Go through the records underneath and count the lines that include the string "level". Give nothing but the number.
start
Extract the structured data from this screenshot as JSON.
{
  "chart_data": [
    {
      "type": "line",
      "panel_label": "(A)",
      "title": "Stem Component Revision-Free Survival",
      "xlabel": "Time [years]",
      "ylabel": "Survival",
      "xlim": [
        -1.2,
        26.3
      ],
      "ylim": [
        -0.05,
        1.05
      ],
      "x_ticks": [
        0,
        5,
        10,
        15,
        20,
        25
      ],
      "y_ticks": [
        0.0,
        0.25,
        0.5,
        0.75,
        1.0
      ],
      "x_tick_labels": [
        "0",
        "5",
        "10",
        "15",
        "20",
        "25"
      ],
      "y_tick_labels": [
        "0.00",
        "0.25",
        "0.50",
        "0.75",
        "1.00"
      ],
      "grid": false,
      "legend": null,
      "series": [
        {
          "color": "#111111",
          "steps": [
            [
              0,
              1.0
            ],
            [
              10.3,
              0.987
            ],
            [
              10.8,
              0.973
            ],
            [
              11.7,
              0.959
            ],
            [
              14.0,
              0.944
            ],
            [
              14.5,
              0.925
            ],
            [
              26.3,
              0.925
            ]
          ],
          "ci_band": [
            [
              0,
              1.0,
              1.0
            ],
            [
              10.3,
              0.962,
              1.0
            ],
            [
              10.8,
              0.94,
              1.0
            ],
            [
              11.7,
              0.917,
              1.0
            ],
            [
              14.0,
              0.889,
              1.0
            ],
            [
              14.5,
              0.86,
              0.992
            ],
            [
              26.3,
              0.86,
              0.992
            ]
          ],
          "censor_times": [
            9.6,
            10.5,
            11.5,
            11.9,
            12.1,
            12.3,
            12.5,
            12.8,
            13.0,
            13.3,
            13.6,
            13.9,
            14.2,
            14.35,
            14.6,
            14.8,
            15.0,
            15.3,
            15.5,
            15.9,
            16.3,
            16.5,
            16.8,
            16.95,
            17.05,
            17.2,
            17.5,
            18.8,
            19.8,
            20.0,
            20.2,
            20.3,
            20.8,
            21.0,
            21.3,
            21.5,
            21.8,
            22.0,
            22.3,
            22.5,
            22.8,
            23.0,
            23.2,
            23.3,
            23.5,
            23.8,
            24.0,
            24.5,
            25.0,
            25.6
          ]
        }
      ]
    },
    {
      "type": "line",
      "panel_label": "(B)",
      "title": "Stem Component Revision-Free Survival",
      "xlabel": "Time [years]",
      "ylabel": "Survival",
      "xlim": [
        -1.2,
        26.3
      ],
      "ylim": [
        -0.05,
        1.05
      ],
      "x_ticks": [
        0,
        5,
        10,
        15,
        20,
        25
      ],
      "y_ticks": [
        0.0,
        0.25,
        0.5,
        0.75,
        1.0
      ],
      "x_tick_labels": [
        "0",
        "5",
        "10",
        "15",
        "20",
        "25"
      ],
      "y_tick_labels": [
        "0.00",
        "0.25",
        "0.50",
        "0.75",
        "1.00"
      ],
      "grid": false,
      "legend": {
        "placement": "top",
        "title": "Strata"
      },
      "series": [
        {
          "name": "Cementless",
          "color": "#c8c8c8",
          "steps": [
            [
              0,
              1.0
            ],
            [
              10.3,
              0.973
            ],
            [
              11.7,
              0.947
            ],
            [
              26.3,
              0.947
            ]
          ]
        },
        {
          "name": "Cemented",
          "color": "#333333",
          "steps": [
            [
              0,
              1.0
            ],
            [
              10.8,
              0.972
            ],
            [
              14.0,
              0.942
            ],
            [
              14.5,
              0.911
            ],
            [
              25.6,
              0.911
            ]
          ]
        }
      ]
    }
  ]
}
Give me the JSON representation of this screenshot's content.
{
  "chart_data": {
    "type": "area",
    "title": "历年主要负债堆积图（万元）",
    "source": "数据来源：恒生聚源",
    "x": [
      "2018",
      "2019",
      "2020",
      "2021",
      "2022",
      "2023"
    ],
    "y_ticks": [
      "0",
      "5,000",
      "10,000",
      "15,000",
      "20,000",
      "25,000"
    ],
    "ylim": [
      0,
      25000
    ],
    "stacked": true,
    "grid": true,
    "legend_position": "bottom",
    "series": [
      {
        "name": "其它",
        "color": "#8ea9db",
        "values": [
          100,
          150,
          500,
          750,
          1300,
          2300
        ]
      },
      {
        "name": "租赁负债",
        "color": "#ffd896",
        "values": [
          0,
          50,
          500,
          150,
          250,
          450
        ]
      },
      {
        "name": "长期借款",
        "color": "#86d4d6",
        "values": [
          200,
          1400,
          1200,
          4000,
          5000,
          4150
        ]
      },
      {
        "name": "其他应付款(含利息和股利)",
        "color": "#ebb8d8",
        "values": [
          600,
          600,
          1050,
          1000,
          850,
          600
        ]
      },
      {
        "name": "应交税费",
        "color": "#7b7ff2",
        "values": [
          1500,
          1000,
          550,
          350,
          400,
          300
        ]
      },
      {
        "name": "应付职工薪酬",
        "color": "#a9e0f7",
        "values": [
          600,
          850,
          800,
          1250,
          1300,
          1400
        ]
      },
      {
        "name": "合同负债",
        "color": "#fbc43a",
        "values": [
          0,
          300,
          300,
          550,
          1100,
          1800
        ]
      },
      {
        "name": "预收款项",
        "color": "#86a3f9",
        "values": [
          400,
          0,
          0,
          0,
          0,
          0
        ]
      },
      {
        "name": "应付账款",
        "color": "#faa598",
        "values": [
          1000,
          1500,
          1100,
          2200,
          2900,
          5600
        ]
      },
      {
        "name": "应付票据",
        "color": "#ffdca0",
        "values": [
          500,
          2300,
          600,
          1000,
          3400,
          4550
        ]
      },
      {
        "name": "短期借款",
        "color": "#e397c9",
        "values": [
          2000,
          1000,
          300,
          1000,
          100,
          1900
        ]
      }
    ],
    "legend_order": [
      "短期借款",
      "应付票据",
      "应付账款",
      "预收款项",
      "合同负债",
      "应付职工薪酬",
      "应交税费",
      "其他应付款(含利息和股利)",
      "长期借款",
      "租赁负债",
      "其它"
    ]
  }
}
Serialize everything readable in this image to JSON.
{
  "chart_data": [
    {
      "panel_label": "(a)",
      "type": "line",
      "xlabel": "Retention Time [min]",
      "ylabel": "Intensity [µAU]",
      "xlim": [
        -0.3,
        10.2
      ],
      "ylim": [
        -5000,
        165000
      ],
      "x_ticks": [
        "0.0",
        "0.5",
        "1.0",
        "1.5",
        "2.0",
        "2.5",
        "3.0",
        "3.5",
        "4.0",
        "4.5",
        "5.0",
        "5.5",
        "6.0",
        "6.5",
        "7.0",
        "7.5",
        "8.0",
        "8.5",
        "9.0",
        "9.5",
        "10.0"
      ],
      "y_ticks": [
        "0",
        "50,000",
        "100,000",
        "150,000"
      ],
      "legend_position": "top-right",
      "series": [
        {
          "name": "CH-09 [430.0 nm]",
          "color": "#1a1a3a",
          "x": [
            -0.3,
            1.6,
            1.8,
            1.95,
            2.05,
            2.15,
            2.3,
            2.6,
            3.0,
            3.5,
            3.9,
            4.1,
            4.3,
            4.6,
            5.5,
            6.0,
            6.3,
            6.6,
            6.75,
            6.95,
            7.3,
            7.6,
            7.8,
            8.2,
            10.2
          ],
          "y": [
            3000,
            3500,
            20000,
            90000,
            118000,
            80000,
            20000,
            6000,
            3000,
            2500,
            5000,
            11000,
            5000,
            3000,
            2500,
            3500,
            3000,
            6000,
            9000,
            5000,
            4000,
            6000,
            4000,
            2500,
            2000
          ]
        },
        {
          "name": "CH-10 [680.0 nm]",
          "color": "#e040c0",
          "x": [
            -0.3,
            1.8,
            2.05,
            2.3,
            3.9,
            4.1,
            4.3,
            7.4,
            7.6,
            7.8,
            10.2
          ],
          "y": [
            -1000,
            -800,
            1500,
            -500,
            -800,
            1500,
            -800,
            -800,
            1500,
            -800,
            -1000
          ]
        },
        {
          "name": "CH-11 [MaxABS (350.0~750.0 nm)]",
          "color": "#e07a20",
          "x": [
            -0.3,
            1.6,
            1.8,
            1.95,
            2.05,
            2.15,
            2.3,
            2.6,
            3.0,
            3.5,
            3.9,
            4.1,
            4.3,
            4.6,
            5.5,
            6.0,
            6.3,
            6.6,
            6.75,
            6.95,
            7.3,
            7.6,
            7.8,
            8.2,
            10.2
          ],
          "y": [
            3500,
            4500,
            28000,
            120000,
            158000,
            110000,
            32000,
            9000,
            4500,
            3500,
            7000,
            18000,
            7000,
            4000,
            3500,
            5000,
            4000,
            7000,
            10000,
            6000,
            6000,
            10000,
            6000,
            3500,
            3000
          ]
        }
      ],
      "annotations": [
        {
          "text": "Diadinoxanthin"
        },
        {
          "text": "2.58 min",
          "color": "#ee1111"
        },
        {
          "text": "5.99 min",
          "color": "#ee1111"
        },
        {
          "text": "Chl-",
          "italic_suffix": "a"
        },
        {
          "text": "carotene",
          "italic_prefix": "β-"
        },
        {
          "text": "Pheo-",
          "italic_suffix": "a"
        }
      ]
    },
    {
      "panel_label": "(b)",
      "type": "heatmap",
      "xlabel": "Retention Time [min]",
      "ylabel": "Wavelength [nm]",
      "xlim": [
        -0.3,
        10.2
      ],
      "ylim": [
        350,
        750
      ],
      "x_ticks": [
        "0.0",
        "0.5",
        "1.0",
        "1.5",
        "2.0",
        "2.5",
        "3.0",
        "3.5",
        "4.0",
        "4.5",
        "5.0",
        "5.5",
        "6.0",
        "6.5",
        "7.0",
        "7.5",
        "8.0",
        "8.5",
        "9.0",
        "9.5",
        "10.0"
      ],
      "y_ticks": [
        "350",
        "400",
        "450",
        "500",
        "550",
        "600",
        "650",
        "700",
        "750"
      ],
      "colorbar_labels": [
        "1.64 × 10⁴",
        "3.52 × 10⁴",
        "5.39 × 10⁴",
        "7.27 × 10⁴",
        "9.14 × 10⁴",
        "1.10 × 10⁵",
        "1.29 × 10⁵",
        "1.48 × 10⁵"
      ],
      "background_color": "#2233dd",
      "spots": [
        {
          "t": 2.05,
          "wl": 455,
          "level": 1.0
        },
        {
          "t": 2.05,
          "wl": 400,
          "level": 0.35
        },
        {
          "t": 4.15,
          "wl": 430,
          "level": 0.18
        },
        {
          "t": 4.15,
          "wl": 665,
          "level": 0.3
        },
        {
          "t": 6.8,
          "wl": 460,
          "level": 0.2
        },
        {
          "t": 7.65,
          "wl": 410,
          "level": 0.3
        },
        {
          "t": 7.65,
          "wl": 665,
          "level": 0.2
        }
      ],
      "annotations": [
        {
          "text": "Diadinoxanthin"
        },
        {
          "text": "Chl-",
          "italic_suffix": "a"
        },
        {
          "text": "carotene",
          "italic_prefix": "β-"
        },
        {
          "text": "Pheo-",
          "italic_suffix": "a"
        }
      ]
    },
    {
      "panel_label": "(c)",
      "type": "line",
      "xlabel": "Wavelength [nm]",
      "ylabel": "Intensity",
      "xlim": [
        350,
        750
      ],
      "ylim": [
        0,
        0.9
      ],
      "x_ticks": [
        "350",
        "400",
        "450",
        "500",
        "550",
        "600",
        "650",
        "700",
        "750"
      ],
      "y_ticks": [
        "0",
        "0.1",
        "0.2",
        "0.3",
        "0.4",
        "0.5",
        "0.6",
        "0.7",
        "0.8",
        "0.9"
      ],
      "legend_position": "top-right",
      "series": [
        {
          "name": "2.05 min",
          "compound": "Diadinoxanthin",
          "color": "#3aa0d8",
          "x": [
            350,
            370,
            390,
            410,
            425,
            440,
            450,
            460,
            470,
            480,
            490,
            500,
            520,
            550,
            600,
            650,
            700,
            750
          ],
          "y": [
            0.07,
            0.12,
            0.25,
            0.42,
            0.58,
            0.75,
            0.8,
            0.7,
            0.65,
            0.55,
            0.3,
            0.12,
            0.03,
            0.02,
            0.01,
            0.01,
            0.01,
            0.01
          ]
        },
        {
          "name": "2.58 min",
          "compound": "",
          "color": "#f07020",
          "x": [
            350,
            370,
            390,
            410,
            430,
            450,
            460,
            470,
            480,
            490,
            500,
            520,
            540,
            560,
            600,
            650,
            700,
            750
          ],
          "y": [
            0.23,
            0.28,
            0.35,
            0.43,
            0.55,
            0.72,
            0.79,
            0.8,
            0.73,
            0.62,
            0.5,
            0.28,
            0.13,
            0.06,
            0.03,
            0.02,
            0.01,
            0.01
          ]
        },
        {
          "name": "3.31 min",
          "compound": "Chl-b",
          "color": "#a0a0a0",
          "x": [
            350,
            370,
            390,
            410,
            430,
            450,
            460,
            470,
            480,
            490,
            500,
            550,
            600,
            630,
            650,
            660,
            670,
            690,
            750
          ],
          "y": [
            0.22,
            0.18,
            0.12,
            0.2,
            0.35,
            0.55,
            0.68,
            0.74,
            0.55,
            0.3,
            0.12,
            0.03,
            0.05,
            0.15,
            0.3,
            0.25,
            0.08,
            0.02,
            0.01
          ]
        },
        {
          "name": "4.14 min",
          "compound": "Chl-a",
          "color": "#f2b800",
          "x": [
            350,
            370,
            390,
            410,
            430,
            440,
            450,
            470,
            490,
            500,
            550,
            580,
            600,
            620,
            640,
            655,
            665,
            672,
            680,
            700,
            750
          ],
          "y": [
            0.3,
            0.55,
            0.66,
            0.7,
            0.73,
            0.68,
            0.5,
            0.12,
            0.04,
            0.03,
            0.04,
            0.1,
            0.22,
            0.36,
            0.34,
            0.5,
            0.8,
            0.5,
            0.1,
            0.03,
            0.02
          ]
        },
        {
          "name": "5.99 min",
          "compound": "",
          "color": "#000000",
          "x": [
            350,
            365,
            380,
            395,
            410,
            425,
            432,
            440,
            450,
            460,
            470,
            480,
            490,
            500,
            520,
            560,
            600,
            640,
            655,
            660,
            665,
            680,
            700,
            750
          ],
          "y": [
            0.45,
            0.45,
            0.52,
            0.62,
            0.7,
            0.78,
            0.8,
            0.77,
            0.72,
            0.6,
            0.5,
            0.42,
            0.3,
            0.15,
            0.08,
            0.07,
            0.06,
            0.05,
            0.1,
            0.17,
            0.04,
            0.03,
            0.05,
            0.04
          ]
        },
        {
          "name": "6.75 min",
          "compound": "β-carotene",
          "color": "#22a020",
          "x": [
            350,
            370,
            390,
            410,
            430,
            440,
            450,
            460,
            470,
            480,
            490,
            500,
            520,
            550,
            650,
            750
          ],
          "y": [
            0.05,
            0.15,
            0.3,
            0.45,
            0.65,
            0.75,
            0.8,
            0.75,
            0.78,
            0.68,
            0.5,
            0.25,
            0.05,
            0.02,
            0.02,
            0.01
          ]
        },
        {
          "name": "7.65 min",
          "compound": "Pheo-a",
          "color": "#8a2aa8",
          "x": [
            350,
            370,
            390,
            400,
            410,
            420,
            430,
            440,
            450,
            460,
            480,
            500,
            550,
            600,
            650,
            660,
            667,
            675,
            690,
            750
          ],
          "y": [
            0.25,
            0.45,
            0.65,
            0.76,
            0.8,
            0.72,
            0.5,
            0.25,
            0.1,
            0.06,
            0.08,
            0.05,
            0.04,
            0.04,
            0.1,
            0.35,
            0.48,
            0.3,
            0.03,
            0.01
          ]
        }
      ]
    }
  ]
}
end
• **The response**: 7